THE REQUEST:
All of the material below is to be retyped exactly.
------ MATERIAL FOR THIS EXERCISE ------
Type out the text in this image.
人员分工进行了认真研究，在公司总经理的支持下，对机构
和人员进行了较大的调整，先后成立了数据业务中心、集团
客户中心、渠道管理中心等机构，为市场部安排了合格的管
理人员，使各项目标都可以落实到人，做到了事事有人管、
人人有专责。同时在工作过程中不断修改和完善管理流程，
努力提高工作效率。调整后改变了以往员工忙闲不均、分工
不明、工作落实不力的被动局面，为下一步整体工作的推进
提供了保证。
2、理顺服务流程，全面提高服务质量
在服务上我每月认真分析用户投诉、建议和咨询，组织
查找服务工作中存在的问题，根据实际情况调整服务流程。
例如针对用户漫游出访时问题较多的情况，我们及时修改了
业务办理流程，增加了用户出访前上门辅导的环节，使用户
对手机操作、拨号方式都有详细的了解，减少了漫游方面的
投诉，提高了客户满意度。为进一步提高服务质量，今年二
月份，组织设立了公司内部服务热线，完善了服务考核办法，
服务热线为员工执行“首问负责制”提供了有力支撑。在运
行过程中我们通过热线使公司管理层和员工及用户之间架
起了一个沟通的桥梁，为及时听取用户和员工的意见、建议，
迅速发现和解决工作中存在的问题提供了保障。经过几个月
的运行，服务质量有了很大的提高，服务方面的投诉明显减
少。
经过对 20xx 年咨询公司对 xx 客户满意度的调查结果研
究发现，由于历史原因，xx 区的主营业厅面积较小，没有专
------
RESPONSE TO THIS TASK:
Type out the text in this image.
人员分工进行了认真研究，在公司总经理的支持下，对机构
和人员进行了较大的调整，先后成立了数据业务中心、集团
客户中心、渠道管理中心等机构，为市场部安排了合格的管
理人员，使各项目标都可以落实到人，做到了事事有人管、
人人有专责。同时在工作过程中不断修改和完善管理流程，
努力提高工作效率。调整后改变了以往员工忙闲不均、分工
不明、工作落实不力的被动局面，为下一步整体工作的推进
提供了保证。
2、理顺服务流程，全面提高服务质量
在服务上我每月认真分析用户投诉、建议和咨询，组织
查找服务工作中存在的问题，根据实际情况调整服务流程。
例如针对用户漫游出访时问题较多的情况，我们及时修改了
业务办理流程，增加了用户出访前上门辅导的环节，使用户
对手机操作、拨号方式都有详细的了解，减少了漫游方面的
投诉，提高了客户满意度。为进一步提高服务质量，今年二
月份，组织设立了公司内部服务热线，完善了服务考核办法，
服务热线为员工执行“首问负责制”提供了有力支撑。在运
行过程中我们通过热线使公司管理层和员工及用户之间架
起了一个沟通的桥梁，为及时听取用户和员工的意见、建议，
迅速发现和解决工作中存在的问题提供了保障。经过几个月
的运行，服务质量有了很大的提高，服务方面的投诉明显减
少。
经过对 20xx 年咨询公司对 xx 客户满意度的调查结果研
究发现，由于历史原因，xx 区的主营业厅面积较小，没有专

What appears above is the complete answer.